WHAT THIS TASK INVOLVES:
All of the records below should be output exactly.
▼
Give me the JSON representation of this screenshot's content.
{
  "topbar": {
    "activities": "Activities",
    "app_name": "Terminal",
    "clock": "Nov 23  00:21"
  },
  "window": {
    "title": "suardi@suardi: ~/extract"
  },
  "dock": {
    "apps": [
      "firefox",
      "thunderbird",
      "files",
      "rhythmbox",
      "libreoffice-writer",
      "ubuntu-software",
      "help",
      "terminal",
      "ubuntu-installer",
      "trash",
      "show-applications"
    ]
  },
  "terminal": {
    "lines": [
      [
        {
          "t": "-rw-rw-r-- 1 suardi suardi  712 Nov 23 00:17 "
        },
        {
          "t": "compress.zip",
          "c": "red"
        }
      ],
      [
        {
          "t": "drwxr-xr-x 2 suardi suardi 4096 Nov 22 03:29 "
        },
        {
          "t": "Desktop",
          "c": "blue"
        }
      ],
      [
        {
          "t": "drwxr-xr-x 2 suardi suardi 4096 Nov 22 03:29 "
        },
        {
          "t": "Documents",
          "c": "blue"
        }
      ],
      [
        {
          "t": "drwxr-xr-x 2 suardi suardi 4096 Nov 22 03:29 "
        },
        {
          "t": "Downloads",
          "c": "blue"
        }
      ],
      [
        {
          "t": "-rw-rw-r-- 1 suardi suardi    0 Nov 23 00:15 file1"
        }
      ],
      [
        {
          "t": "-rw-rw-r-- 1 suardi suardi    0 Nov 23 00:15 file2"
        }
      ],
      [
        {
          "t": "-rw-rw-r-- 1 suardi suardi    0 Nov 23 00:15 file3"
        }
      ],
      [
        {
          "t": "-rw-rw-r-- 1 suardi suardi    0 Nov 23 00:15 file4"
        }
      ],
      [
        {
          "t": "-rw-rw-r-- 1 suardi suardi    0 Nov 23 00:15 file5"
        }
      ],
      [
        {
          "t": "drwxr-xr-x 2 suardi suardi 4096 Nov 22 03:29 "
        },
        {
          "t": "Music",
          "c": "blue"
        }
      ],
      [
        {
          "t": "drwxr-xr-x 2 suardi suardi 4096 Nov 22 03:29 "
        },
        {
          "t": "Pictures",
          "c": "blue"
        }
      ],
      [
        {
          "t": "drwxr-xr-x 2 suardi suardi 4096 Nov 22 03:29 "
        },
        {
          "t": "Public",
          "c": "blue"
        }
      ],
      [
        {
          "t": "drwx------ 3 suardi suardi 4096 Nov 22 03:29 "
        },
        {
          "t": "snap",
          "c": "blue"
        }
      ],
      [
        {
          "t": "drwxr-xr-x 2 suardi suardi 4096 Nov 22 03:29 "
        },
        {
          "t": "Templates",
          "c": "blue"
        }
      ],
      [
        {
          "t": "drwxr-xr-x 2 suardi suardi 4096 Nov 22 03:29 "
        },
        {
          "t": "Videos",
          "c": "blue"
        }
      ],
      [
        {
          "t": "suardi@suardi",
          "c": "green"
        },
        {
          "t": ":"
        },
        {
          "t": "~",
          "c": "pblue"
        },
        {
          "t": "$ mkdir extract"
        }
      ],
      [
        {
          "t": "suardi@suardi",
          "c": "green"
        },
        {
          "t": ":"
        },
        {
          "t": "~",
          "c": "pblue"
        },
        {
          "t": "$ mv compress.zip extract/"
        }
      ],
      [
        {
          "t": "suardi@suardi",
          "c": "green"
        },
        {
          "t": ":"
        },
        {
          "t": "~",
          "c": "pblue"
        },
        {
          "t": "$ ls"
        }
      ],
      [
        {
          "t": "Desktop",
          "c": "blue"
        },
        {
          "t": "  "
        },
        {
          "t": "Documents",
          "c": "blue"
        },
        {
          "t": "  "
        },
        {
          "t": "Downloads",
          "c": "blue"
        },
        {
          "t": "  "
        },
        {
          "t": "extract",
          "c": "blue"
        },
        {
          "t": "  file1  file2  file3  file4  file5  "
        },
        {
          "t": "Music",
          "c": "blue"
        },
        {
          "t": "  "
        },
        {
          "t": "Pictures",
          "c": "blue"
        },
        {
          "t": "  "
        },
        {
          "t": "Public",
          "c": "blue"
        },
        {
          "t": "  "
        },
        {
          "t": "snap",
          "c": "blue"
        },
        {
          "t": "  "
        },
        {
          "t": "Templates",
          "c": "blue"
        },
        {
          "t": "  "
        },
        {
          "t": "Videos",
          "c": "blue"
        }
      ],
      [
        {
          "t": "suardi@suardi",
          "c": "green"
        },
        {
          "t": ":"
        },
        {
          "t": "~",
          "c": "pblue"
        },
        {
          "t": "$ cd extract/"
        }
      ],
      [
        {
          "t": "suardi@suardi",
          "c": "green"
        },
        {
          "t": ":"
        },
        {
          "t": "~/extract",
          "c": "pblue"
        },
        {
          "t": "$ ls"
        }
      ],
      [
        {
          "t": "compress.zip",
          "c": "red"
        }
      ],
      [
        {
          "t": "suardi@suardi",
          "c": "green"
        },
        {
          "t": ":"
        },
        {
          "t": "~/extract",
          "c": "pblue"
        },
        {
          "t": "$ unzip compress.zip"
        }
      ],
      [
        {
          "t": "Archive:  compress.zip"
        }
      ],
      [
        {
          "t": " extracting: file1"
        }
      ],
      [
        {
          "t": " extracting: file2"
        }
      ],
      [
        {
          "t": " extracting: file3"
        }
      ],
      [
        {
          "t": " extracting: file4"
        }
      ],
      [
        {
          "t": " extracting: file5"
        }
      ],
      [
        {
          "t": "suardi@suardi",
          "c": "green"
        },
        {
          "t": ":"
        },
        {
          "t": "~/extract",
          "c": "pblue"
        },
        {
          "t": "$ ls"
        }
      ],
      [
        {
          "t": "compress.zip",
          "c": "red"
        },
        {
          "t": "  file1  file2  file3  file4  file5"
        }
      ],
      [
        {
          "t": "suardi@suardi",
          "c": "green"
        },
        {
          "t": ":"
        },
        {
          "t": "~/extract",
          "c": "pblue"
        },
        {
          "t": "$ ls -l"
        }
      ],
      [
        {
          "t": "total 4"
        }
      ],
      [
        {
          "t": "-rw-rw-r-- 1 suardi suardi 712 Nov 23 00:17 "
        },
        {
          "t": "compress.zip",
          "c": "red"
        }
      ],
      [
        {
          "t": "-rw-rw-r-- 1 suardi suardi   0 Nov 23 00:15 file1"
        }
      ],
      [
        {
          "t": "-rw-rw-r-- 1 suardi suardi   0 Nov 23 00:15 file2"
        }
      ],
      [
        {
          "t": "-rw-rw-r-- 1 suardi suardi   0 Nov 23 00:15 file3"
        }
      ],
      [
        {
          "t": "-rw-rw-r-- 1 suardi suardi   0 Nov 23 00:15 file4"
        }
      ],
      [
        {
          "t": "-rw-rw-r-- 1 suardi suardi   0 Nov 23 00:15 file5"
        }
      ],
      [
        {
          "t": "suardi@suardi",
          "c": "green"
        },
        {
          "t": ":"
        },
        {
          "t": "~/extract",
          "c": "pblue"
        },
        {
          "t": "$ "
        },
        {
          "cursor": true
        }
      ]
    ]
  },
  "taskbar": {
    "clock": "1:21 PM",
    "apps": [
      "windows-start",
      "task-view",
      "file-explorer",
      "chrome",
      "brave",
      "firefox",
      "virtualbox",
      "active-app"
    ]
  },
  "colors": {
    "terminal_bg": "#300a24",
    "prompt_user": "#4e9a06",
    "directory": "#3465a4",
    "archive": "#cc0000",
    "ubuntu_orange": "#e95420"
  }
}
▲
EXERCISE SOLUTION:
Give me the JSON representation of this screenshot's content.
{
  "topbar": {
    "activities": "Activities",
    "app_name": "Terminal",
    "clock": "Nov 23  00:21"
  },
  "window": {
    "title": "suardi@suardi: ~/extract"
  },
  "dock": {
    "apps": [
      "firefox",
      "thunderbird",
      "files",
      "rhythmbox",
      "libreoffice-writer",
      "ubuntu-software",
      "help",
      "terminal",
      "ubuntu-installer",
      "trash",
      "show-applications"
    ]
  },
  "terminal": {
    "lines": [
      [
        {
          "t": "-rw-rw-r-- 1 suardi suardi  712 Nov 23 00:17 "
        },
        {
          "t": "compress.zip",
          "c": "red"
        }
      ],
      [
        {
          "t": "drwxr-xr-x 2 suardi suardi 4096 Nov 22 03:29 "
        },
        {
          "t": "Desktop",
          "c": "blue"
        }
      ],
      [
        {
          "t": "drwxr-xr-x 2 suardi suardi 4096 Nov 22 03:29 "
        },
        {
          "t": "Documents",
          "c": "blue"
        }
      ],
      [
        {
          "t": "drwxr-xr-x 2 suardi suardi 4096 Nov 22 03:29 "
        },
        {
          "t": "Downloads",
          "c": "blue"
        }
      ],
      [
        {
          "t": "-rw-rw-r-- 1 suardi suardi    0 Nov 23 00:15 file1"
        }
      ],
      [
        {
          "t": "-rw-rw-r-- 1 suardi suardi    0 Nov 23 00:15 file2"
        }
      ],
      [
        {
          "t": "-rw-rw-r-- 1 suardi suardi    0 Nov 23 00:15 file3"
        }
      ],
      [
        {
          "t": "-rw-rw-r-- 1 suardi suardi    0 Nov 23 00:15 file4"
        }
      ],
      [
        {
          "t": "-rw-rw-r-- 1 suardi suardi    0 Nov 23 00:15 file5"
        }
      ],
      [
        {
          "t": "drwxr-xr-x 2 suardi suardi 4096 Nov 22 03:29 "
        },
        {
          "t": "Music",
          "c": "blue"
        }
      ],
      [
        {
          "t": "drwxr-xr-x 2 suardi suardi 4096 Nov 22 03:29 "
        },
        {
          "t": "Pictures",
          "c": "blue"
        }
      ],
      [
        {
          "t": "drwxr-xr-x 2 suardi suardi 4096 Nov 22 03:29 "
        },
        {
          "t": "Public",
          "c": "blue"
        }
      ],
      [
        {
          "t": "drwx------ 3 suardi suardi 4096 Nov 22 03:29 "
        },
        {
          "t": "snap",
          "c": "blue"
        }
      ],
      [
        {
          "t": "drwxr-xr-x 2 suardi suardi 4096 Nov 22 03:29 "
        },
        {
          "t": "Templates",
          "c": "blue"
        }
      ],
      [
        {
          "t": "drwxr-xr-x 2 suardi suardi 4096 Nov 22 03:29 "
        },
        {
          "t": "Videos",
          "c": "blue"
        }
      ],
      [
        {
          "t": "suardi@suardi",
          "c": "green"
        },
        {
          "t": ":"
        },
        {
          "t": "~",
          "c": "pblue"
        },
        {
          "t": "$ mkdir extract"
        }
      ],
      [
        {
          "t": "suardi@suardi",
          "c": "green"
        },
        {
          "t": ":"
        },
        {
          "t": "~",
          "c": "pblue"
        },
        {
          "t": "$ mv compress.zip extract/"
        }
      ],
      [
        {
          "t": "suardi@suardi",
          "c": "green"
        },
        {
          "t": ":"
        },
        {
          "t": "~",
          "c": "pblue"
        },
        {
          "t": "$ ls"
        }
      ],
      [
        {
          "t": "Desktop",
          "c": "blue"
        },
        {
          "t": "  "
        },
        {
          "t": "Documents",
          "c": "blue"
        },
        {
          "t": "  "
        },
        {
          "t": "Downloads",
          "c": "blue"
        },
        {
          "t": "  "
        },
        {
          "t": "extract",
          "c": "blue"
        },
        {
          "t": "  file1  file2  file3  file4  file5  "
        },
        {
          "t": "Music",
          "c": "blue"
        },
        {
          "t": "  "
        },
        {
          "t": "Pictures",
          "c": "blue"
        },
        {
          "t": "  "
        },
        {
          "t": "Public",
          "c": "blue"
        },
        {
          "t": "  "
        },
        {
          "t": "snap",
          "c": "blue"
        },
        {
          "t": "  "
        },
        {
          "t": "Templates",
          "c": "blue"
        },
        {
          "t": "  "
        },
        {
          "t": "Videos",
          "c": "blue"
        }
      ],
      [
        {
          "t": "suardi@suardi",
          "c": "green"
        },
        {
          "t": ":"
        },
        {
          "t": "~",
          "c": "pblue"
        },
        {
          "t": "$ cd extract/"
        }
      ],
      [
        {
          "t": "suardi@suardi",
          "c": "green"
        },
        {
          "t": ":"
        },
        {
          "t": "~/extract",
          "c": "pblue"
        },
        {
          "t": "$ ls"
        }
      ],
      [
        {
          "t": "compress.zip",
          "c": "red"
        }
      ],
      [
        {
          "t": "suardi@suardi",
          "c": "green"
        },
        {
          "t": ":"
        },
        {
          "t": "~/extract",
          "c": "pblue"
        },
        {
          "t": "$ unzip compress.zip"
        }
      ],
      [
        {
          "t": "Archive:  compress.zip"
        }
      ],
      [
        {
          "t": " extracting: file1"
        }
      ],
      [
        {
          "t": " extracting: file2"
        }
      ],
      [
        {
          "t": " extracting: file3"
        }
      ],
      [
        {
          "t": " extracting: file4"
        }
      ],
      [
        {
          "t": " extracting: file5"
        }
      ],
      [
        {
          "t": "suardi@suardi",
          "c": "green"
        },
        {
          "t": ":"
        },
        {
          "t": "~/extract",
          "c": "pblue"
        },
        {
          "t": "$ ls"
        }
      ],
      [
        {
          "t": "compress.zip",
          "c": "red"
        },
        {
          "t": "  file1  file2  file3  file4  file5"
        }
      ],
      [
        {
          "t": "suardi@suardi",
          "c": "green"
        },
        {
          "t": ":"
        },
        {
          "t": "~/extract",
          "c": "pblue"
        },
        {
          "t": "$ ls -l"
        }
      ],
      [
        {
          "t": "total 4"
        }
      ],
      [
        {
          "t": "-rw-rw-r-- 1 suardi suardi 712 Nov 23 00:17 "
        },
        {
          "t": "compress.zip",
          "c": "red"
        }
      ],
      [
        {
          "t": "-rw-rw-r-- 1 suardi suardi   0 Nov 23 00:15 file1"
        }
      ],
      [
        {
          "t": "-rw-rw-r-- 1 suardi suardi   0 Nov 23 00:15 file2"
        }
      ],
      [
        {
          "t": "-rw-rw-r-- 1 suardi suardi   0 Nov 23 00:15 file3"
        }
      ],
      [
        {
          "t": "-rw-rw-r-- 1 suardi suardi   0 Nov 23 00:15 file4"
        }
      ],
      [
        {
          "t": "-rw-rw-r-- 1 suardi suardi   0 Nov 23 00:15 file5"
        }
      ],
      [
        {
          "t": "suardi@suardi",
          "c": "green"
        },
        {
          "t": ":"
        },
        {
          "t": "~/extract",
          "c": "pblue"
        },
        {
          "t": "$ "
        },
        {
          "cursor": true
        }
      ]
    ]
  },
  "taskbar": {
    "clock": "1:21 PM",
    "apps": [
      "windows-start",
      "task-view",
      "file-explorer",
      "chrome",
      "brave",
      "firefox",
      "virtualbox",
      "active-app"
    ]
  },
  "colors": {
    "terminal_bg": "#300a24",
    "prompt_user": "#4e9a06",
    "directory": "#3465a4",
    "archive": "#cc0000",
    "ubuntu_orange": "#e95420"
  }
}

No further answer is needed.